AIM OF THE TASK: Reproduce the records below in full and exactly, without their images.

Items from a figure collection
▬▬▬▬▬▬▬▬▬▬
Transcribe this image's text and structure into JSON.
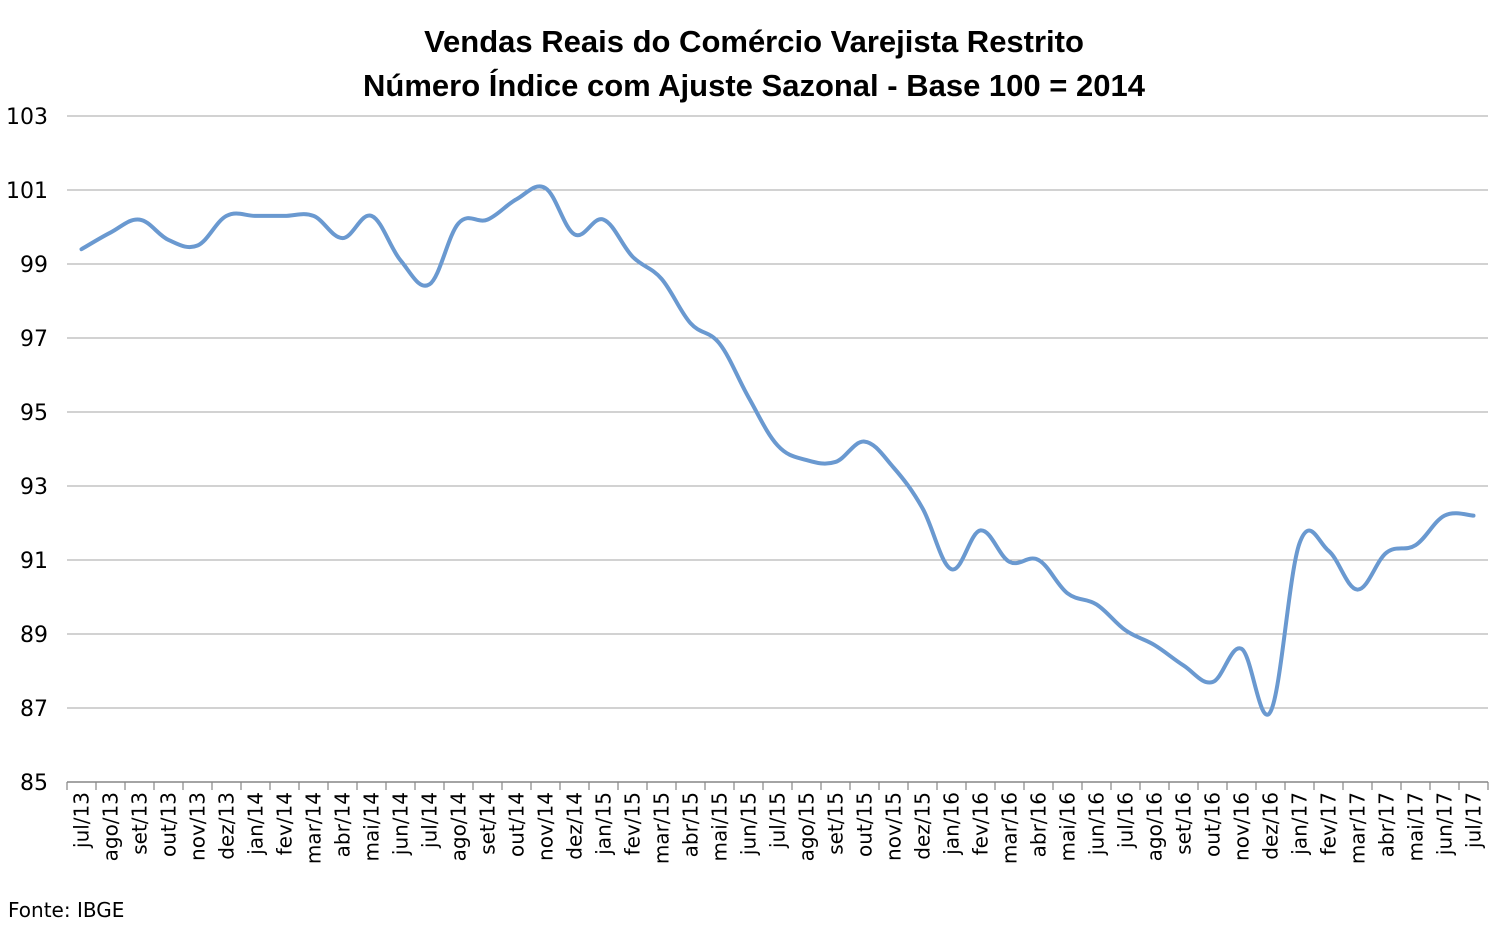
{
  "chart_data": {
    "type": "line",
    "title": "Vendas Reais do Comércio Varejista Restrito",
    "subtitle": "Número Índice com Ajuste Sazonal - Base 100 = 2014",
    "source": "Fonte: IBGE",
    "xlabel": "",
    "ylabel": "",
    "ylim": [
      85,
      103
    ],
    "yticks": [
      103,
      101,
      99,
      97,
      95,
      93,
      91,
      89,
      87,
      85
    ],
    "grid": true,
    "line_color": "#6a99d0",
    "categories": [
      "jul/13",
      "ago/13",
      "set/13",
      "out/13",
      "nov/13",
      "dez/13",
      "jan/14",
      "fev/14",
      "mar/14",
      "abr/14",
      "mai/14",
      "jun/14",
      "jul/14",
      "ago/14",
      "set/14",
      "out/14",
      "nov/14",
      "dez/14",
      "jan/15",
      "fev/15",
      "mar/15",
      "abr/15",
      "mai/15",
      "jun/15",
      "jul/15",
      "ago/15",
      "set/15",
      "out/15",
      "nov/15",
      "dez/15",
      "jan/16",
      "fev/16",
      "mar/16",
      "abr/16",
      "mai/16",
      "jun/16",
      "jul/16",
      "ago/16",
      "set/16",
      "out/16",
      "nov/16",
      "dez/16",
      "jan/17",
      "fev/17",
      "mar/17",
      "abr/17",
      "mai/17",
      "jun/17",
      "jul/17"
    ],
    "series": [
      {
        "values": [
          99.4,
          99.85,
          100.2,
          99.65,
          99.5,
          100.3,
          100.3,
          100.3,
          100.3,
          99.7,
          100.3,
          99.1,
          98.45,
          100.1,
          100.2,
          100.75,
          101.05,
          99.8,
          100.2,
          99.2,
          98.6,
          97.4,
          96.85,
          95.4,
          94.1,
          93.7,
          93.65,
          94.2,
          93.5,
          92.4,
          90.75,
          91.8,
          90.95,
          91.0,
          90.1,
          89.8,
          89.1,
          88.7,
          88.15,
          87.7,
          88.6,
          86.9,
          91.45,
          91.25,
          90.2,
          91.2,
          91.4,
          92.2,
          92.2
        ]
      }
    ]
  }
}
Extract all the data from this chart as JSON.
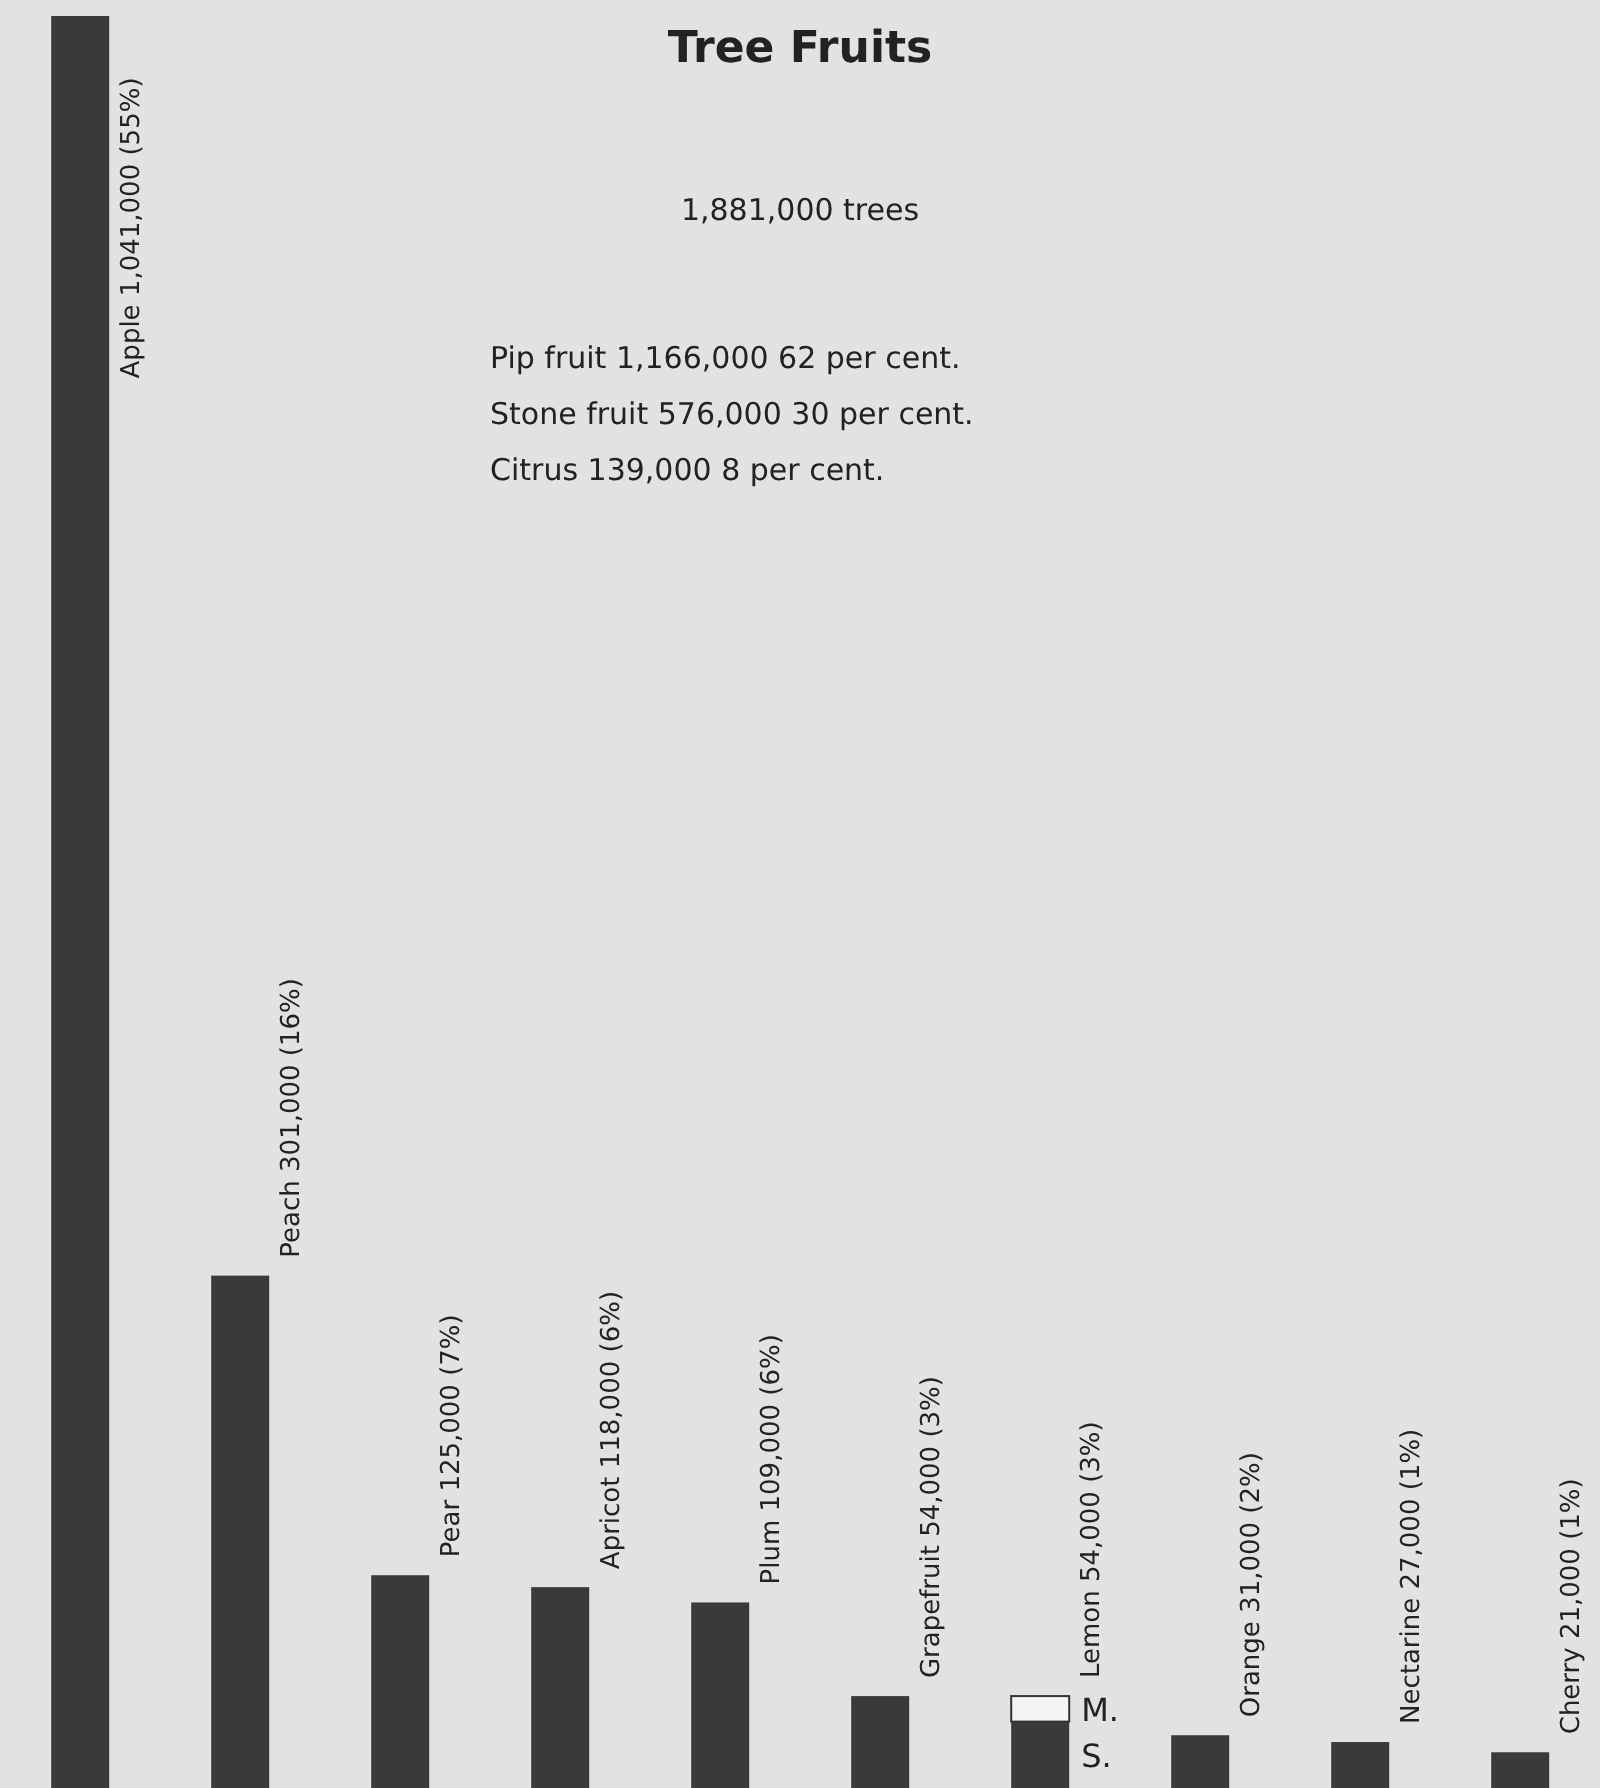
{
  "chart_data": {
    "type": "bar",
    "title": "Tree Fruits",
    "subtitle": "1,881,000 trees",
    "categories": [
      null,
      null,
      null,
      null,
      null,
      null,
      null,
      null,
      null,
      null
    ],
    "stacked": true,
    "series": [
      {
        "name": "S.",
        "color": "#3a3a3a",
        "values": [
          1041000,
          301000,
          125000,
          118000,
          109000,
          54000,
          39000,
          31000,
          27000,
          21000
        ],
        "value_labels": [
          "Apple 1,041,000 (55%)",
          "Peach 301,000 (16%)",
          "Pear 125,000 (7%)",
          "Apricot 118,000 (6%)",
          "Plum 109,000 (6%)",
          "Grapefruit 54,000 (3%)",
          null,
          "Orange 31,000 (2%)",
          "Nectarine 27,000 (1%)",
          "Cherry 21,000 (1%)"
        ]
      },
      {
        "name": "M.",
        "color": "#f4f4f4",
        "values": [
          null,
          null,
          null,
          null,
          null,
          null,
          15000,
          null,
          null,
          null
        ]
      }
    ],
    "totals": [
      null,
      null,
      null,
      null,
      null,
      null,
      "Lemon 54,000 (3%)",
      null,
      null,
      null
    ],
    "annotations": [
      "Pip fruit 1,166,000 62 per cent.",
      "Stone fruit 576,000 30 per cent.",
      "Citrus 139,000 8 per cent."
    ],
    "grid": false,
    "legend": false
  }
}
▬▬▬▬▬▬▬▬▬▬
ANSWER TO THIS PROBLEM:
Transcribe this image's text and structure into JSON.
{
  "chart_data": {
    "type": "line",
    "title": "Vendas Reais do Comércio Varejista Restrito",
    "subtitle": "Número Índice com Ajuste Sazonal - Base 100 = 2014",
    "source": "Fonte: IBGE",
    "xlabel": "",
    "ylabel": "",
    "ylim": [
      85,
      103
    ],
    "yticks": [
      103,
      101,
      99,
      97,
      95,
      93,
      91,
      89,
      87,
      85
    ],
    "grid": true,
    "line_color": "#6a99d0",
    "categories": [
      "jul/13",
      "ago/13",
      "set/13",
      "out/13",
      "nov/13",
      "dez/13",
      "jan/14",
      "fev/14",
      "mar/14",
      "abr/14",
      "mai/14",
      "jun/14",
      "jul/14",
      "ago/14",
      "set/14",
      "out/14",
      "nov/14",
      "dez/14",
      "jan/15",
      "fev/15",
      "mar/15",
      "abr/15",
      "mai/15",
      "jun/15",
      "jul/15",
      "ago/15",
      "set/15",
      "out/15",
      "nov/15",
      "dez/15",
      "jan/16",
      "fev/16",
      "mar/16",
      "abr/16",
      "mai/16",
      "jun/16",
      "jul/16",
      "ago/16",
      "set/16",
      "out/16",
      "nov/16",
      "dez/16",
      "jan/17",
      "fev/17",
      "mar/17",
      "abr/17",
      "mai/17",
      "jun/17",
      "jul/17"
    ],
    "series": [
      {
        "values": [
          99.4,
          99.85,
          100.2,
          99.65,
          99.5,
          100.3,
          100.3,
          100.3,
          100.3,
          99.7,
          100.3,
          99.1,
          98.45,
          100.1,
          100.2,
          100.75,
          101.05,
          99.8,
          100.2,
          99.2,
          98.6,
          97.4,
          96.85,
          95.4,
          94.1,
          93.7,
          93.65,
          94.2,
          93.5,
          92.4,
          90.75,
          91.8,
          90.95,
          91.0,
          90.1,
          89.8,
          89.1,
          88.7,
          88.15,
          87.7,
          88.6,
          86.9,
          91.45,
          91.25,
          90.2,
          91.2,
          91.4,
          92.2,
          92.2
        ]
      }
    ]
  }
}
Extract all the data from this chart as JSON.
{
  "chart_data": {
    "type": "bar",
    "title": "Tree Fruits",
    "subtitle": "1,881,000 trees",
    "categories": [
      null,
      null,
      null,
      null,
      null,
      null,
      null,
      null,
      null,
      null
    ],
    "stacked": true,
    "series": [
      {
        "name": "S.",
        "color": "#3a3a3a",
        "values": [
          1041000,
          301000,
          125000,
          118000,
          109000,
          54000,
          39000,
          31000,
          27000,
          21000
        ],
        "value_labels": [
          "Apple 1,041,000 (55%)",
          "Peach 301,000 (16%)",
          "Pear 125,000 (7%)",
          "Apricot 118,000 (6%)",
          "Plum 109,000 (6%)",
          "Grapefruit 54,000 (3%)",
          null,
          "Orange 31,000 (2%)",
          "Nectarine 27,000 (1%)",
          "Cherry 21,000 (1%)"
        ]
      },
      {
        "name": "M.",
        "color": "#f4f4f4",
        "values": [
          null,
          null,
          null,
          null,
          null,
          null,
          15000,
          null,
          null,
          null
        ]
      }
    ],
    "totals": [
      null,
      null,
      null,
      null,
      null,
      null,
      "Lemon 54,000 (3%)",
      null,
      null,
      null
    ],
    "annotations": [
      "Pip fruit 1,166,000 62 per cent.",
      "Stone fruit 576,000 30 per cent.",
      "Citrus 139,000 8 per cent."
    ],
    "grid": false,
    "legend": false
  }
}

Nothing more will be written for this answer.